WHAT YOU HAVE TO DO |
In the material below, the lines containing the word "JSON" are required; copy each of them.

DATA FOR PROCESSING |
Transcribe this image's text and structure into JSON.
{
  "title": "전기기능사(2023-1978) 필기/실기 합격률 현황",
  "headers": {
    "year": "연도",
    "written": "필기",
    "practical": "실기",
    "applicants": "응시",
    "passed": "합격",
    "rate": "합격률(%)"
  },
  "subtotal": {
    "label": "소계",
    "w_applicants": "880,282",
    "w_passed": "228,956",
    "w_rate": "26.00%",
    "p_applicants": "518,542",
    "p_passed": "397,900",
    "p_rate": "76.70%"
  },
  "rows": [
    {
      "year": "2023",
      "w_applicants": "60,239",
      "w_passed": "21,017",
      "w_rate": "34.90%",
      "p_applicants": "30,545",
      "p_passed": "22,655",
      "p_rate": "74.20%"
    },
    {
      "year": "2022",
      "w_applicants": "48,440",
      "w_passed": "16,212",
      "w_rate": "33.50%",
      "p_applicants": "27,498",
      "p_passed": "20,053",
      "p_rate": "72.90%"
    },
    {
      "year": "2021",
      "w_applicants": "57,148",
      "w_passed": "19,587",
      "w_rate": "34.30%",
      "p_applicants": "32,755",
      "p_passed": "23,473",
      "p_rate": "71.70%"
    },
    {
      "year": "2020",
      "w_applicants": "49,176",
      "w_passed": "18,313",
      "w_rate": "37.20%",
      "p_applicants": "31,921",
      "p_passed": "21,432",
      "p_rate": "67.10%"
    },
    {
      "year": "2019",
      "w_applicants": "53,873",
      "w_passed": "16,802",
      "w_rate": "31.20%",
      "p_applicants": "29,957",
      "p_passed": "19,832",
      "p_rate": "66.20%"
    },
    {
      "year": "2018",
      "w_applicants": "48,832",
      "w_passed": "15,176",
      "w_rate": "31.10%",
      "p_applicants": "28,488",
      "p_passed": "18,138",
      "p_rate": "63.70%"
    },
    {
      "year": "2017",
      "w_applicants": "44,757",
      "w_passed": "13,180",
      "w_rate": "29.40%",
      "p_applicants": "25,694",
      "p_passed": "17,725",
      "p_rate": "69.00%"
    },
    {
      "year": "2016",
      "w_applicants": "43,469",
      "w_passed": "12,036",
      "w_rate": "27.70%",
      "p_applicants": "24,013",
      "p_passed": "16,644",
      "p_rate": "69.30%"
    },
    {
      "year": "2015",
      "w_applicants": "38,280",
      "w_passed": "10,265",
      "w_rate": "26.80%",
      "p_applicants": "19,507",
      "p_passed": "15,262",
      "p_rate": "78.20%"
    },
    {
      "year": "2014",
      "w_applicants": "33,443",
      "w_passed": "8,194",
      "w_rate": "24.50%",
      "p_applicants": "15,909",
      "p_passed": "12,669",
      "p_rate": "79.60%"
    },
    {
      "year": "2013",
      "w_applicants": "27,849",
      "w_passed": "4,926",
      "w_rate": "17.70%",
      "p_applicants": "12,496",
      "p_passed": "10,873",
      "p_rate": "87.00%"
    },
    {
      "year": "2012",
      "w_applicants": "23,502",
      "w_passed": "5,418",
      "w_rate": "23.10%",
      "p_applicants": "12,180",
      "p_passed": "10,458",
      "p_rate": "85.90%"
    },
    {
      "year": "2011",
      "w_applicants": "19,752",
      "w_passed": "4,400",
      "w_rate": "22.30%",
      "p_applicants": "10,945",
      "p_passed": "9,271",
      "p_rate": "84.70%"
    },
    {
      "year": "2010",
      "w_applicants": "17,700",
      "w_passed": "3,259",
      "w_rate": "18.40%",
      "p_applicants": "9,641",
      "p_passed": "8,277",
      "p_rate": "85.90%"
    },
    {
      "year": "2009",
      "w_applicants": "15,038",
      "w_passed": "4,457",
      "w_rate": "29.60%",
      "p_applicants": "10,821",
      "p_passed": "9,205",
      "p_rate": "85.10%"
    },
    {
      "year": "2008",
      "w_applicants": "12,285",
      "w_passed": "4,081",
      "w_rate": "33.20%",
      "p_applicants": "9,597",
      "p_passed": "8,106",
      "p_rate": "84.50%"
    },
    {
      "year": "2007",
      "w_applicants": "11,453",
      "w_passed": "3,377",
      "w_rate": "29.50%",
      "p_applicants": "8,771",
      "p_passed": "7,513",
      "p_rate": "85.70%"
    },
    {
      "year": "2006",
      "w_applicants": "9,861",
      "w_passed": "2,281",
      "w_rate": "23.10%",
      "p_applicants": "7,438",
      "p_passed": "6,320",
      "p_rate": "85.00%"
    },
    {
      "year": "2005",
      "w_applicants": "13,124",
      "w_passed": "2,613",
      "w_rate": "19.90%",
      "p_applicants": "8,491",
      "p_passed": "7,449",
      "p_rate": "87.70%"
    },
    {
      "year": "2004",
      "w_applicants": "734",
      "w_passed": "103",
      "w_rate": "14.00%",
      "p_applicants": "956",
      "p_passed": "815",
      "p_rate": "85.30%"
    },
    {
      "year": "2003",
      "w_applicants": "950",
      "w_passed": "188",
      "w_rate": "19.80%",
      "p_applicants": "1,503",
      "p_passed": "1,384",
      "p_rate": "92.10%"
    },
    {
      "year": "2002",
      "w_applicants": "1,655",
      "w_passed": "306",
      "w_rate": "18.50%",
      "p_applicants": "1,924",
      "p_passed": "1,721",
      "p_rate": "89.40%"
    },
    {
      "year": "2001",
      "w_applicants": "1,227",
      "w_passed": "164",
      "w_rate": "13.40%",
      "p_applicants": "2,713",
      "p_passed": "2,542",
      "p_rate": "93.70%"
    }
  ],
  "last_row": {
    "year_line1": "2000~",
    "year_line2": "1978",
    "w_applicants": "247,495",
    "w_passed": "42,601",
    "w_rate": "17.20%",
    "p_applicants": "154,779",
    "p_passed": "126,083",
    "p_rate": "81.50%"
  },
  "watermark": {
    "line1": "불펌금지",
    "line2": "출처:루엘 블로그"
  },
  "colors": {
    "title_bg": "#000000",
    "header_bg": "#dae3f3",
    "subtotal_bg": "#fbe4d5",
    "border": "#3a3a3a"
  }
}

---

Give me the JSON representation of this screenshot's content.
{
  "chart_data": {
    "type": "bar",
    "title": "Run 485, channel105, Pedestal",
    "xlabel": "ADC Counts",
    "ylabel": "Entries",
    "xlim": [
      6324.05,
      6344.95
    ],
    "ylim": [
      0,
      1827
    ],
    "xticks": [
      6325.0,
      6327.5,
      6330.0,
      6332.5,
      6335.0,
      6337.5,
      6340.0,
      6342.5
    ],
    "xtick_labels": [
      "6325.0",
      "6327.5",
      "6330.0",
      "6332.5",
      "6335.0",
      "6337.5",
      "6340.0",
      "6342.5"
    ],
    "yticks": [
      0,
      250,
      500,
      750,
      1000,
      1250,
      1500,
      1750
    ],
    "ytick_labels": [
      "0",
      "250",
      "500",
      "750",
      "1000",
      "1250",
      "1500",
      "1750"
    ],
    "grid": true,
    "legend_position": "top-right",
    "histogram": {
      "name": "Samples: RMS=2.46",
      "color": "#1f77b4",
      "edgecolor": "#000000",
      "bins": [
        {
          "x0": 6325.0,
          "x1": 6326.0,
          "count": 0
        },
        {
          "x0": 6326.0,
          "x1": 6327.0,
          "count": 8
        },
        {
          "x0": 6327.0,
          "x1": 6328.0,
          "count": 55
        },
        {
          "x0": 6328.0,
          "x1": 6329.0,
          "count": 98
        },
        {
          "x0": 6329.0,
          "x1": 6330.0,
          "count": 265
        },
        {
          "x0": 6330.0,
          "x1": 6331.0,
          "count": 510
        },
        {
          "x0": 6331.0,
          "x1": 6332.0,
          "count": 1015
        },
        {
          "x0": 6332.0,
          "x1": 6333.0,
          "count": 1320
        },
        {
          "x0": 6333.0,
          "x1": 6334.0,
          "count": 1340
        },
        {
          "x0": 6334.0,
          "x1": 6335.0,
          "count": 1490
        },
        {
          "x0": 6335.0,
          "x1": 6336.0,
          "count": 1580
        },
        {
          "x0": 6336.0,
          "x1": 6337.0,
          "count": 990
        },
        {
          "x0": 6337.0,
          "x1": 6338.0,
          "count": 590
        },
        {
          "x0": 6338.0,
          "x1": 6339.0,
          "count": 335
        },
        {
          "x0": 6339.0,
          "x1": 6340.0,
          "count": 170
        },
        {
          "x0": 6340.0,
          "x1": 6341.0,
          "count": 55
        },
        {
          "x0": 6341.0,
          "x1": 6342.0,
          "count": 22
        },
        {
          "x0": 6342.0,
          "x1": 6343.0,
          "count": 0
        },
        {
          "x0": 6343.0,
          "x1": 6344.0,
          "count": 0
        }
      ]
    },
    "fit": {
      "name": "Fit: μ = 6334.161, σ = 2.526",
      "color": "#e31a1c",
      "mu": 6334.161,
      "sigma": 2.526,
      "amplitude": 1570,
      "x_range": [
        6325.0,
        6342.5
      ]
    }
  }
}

SOLUTION TO THE PROBLEM |
Transcribe this image's text and structure into JSON.
Give me the JSON representation of this screenshot's content.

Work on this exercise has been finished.